TASK GOAL - Read the material below and count the lines holding the string "должностных". Give that count with nothing added.

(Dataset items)
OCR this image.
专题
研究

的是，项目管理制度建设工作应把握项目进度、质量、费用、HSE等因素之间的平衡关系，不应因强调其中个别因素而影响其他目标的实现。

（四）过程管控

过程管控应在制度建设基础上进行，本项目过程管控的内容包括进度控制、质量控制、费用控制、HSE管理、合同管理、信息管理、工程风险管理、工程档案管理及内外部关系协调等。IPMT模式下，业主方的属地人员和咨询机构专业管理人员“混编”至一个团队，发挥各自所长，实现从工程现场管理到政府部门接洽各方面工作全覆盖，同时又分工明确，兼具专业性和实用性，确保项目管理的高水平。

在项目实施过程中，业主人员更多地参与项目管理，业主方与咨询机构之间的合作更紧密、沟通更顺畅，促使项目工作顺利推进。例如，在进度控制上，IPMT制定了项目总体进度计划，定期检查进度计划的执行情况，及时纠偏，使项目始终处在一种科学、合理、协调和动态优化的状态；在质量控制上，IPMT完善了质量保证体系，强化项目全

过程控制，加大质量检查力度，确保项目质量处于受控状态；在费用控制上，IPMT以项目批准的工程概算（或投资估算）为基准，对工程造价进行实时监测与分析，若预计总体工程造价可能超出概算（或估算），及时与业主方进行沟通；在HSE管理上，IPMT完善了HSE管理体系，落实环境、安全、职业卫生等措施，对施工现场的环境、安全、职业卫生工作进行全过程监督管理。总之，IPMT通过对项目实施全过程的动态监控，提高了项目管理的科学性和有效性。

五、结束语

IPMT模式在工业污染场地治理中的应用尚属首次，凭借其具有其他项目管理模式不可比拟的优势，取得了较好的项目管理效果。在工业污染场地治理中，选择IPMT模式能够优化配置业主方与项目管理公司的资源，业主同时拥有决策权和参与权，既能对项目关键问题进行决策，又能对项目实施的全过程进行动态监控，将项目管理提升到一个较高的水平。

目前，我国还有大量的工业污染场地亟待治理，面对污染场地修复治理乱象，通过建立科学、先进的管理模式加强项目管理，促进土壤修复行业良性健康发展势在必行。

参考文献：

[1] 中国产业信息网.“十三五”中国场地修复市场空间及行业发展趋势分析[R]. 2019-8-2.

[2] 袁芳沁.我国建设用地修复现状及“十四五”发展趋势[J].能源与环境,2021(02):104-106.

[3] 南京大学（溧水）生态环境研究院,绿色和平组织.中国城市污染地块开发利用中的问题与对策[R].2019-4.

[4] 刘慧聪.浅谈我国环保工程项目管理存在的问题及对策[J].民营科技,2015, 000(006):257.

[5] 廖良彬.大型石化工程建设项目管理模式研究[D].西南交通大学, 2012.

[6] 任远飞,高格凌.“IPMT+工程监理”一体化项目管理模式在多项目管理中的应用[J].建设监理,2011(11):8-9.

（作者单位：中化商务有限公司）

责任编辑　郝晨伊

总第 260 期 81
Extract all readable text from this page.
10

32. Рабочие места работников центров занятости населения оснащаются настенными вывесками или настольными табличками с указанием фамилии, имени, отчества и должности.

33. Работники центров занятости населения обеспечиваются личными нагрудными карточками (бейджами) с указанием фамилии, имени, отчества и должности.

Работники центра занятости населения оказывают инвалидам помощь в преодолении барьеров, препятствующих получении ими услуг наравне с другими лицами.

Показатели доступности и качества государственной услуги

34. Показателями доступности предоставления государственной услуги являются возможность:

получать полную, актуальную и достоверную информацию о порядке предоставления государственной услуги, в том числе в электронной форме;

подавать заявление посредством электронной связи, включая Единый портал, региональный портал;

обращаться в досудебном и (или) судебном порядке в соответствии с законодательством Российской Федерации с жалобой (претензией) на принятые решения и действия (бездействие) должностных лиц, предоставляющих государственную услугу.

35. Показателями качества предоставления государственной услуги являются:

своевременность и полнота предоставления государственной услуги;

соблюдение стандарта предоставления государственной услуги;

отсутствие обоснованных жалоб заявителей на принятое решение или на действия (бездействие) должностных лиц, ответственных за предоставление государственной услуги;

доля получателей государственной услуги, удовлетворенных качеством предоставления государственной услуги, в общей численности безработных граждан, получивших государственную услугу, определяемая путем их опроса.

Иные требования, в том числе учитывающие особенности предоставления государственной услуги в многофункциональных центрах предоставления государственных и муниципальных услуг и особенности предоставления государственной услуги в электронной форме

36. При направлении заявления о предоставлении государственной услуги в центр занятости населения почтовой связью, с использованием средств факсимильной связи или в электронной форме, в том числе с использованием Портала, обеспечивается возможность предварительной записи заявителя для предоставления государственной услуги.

ANSWER FOR THE TASK - 2